Boxed element entries:

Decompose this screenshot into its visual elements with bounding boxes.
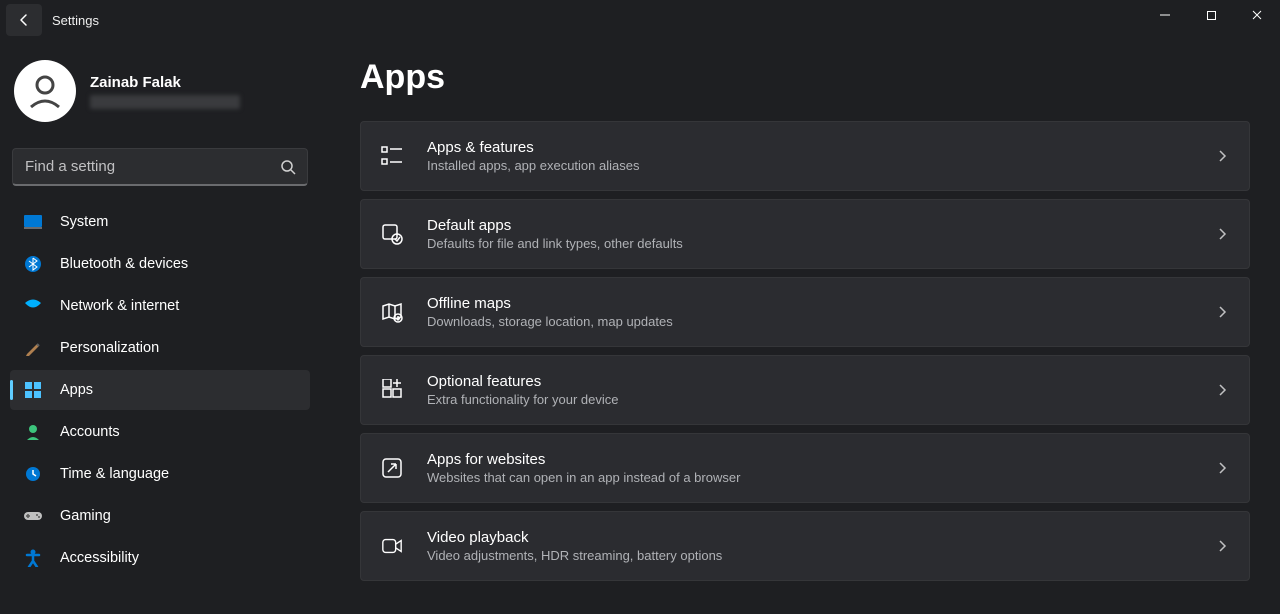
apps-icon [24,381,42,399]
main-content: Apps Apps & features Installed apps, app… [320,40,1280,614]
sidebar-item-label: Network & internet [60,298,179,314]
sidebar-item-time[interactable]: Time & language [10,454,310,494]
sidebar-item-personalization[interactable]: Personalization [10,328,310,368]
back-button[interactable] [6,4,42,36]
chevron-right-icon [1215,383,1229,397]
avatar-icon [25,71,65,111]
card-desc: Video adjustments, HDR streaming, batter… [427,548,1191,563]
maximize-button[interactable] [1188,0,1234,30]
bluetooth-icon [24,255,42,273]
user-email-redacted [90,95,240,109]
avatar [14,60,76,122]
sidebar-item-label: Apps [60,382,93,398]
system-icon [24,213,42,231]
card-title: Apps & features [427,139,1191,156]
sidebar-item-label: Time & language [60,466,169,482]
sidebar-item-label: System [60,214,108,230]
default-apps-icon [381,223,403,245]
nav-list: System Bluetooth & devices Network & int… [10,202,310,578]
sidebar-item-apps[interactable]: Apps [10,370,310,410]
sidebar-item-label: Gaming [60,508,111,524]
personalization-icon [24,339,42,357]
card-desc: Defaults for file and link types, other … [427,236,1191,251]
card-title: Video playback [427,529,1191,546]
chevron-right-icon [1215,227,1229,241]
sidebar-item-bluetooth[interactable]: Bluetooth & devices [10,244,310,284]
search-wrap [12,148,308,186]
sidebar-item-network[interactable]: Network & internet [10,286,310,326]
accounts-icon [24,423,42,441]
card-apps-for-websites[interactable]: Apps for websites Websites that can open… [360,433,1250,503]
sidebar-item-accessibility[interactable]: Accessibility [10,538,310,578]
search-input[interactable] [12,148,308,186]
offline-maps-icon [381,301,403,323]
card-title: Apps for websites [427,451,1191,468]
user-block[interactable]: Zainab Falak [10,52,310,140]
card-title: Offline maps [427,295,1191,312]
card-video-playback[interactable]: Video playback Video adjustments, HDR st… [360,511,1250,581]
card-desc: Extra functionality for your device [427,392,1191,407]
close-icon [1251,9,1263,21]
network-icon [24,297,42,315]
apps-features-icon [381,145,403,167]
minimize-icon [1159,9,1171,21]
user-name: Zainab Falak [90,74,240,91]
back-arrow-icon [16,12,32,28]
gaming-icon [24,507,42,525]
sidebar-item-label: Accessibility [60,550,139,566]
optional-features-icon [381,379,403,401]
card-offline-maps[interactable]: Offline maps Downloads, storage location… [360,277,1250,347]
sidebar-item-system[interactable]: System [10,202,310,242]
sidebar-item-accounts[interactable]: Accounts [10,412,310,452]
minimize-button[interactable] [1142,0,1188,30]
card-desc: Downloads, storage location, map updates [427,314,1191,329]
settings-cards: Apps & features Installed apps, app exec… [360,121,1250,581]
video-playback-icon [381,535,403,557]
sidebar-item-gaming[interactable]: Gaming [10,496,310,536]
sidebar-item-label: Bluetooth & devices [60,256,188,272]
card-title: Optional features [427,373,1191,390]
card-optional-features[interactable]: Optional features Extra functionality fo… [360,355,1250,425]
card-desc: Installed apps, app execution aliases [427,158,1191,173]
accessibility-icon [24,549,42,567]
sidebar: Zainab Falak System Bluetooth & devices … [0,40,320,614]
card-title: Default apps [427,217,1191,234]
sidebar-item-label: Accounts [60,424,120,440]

• _Task requirements_
Copy out the material from the line containing "apps-icon [24,381,42,399]" through the line containing "card-video-playback[interactable]: Video playback", inclusive. Substitute "arrow-right-icon" for each occurrence of "chevron-right-icon" and leave everything else unaltered.

• _Solution for this problem_
apps-icon [24,381,42,399]
main-content: Apps Apps & features Installed apps, app… [320,40,1280,614]
sidebar-item-label: Network & internet [60,298,179,314]
sidebar-item-time[interactable]: Time & language [10,454,310,494]
sidebar-item-personalization[interactable]: Personalization [10,328,310,368]
back-button[interactable] [6,4,42,36]
arrow-right-icon [1215,383,1229,397]
avatar-icon [25,71,65,111]
card-desc: Video adjustments, HDR streaming, batter… [427,548,1191,563]
maximize-button[interactable] [1188,0,1234,30]
bluetooth-icon [24,255,42,273]
user-email-redacted [90,95,240,109]
avatar [14,60,76,122]
sidebar-item-label: Apps [60,382,93,398]
system-icon [24,213,42,231]
card-title: Apps & features [427,139,1191,156]
sidebar-item-label: Time & language [60,466,169,482]
sidebar-item-label: System [60,214,108,230]
default-apps-icon [381,223,403,245]
nav-list: System Bluetooth & devices Network & int… [10,202,310,578]
sidebar-item-apps[interactable]: Apps [10,370,310,410]
sidebar-item-label: Gaming [60,508,111,524]
personalization-icon [24,339,42,357]
card-desc: Defaults for file and link types, other … [427,236,1191,251]
card-title: Video playback [427,529,1191,546]
arrow-right-icon [1215,227,1229,241]
sidebar-item-bluetooth[interactable]: Bluetooth & devices [10,244,310,284]
search-wrap [12,148,308,186]
sidebar-item-network[interactable]: Network & internet [10,286,310,326]
accounts-icon [24,423,42,441]
card-apps-for-websites[interactable]: Apps for websites Websites that can open… [360,433,1250,503]
sidebar-item-accessibility[interactable]: Accessibility [10,538,310,578]
search-input[interactable] [12,148,308,186]
offline-maps-icon [381,301,403,323]
card-title: Apps for websites [427,451,1191,468]
user-block[interactable]: Zainab Falak [10,52,310,140]
card-title: Offline maps [427,295,1191,312]
card-video-playback[interactable]: Video playback Video adjustments, HDR st… [360,511,1250,581]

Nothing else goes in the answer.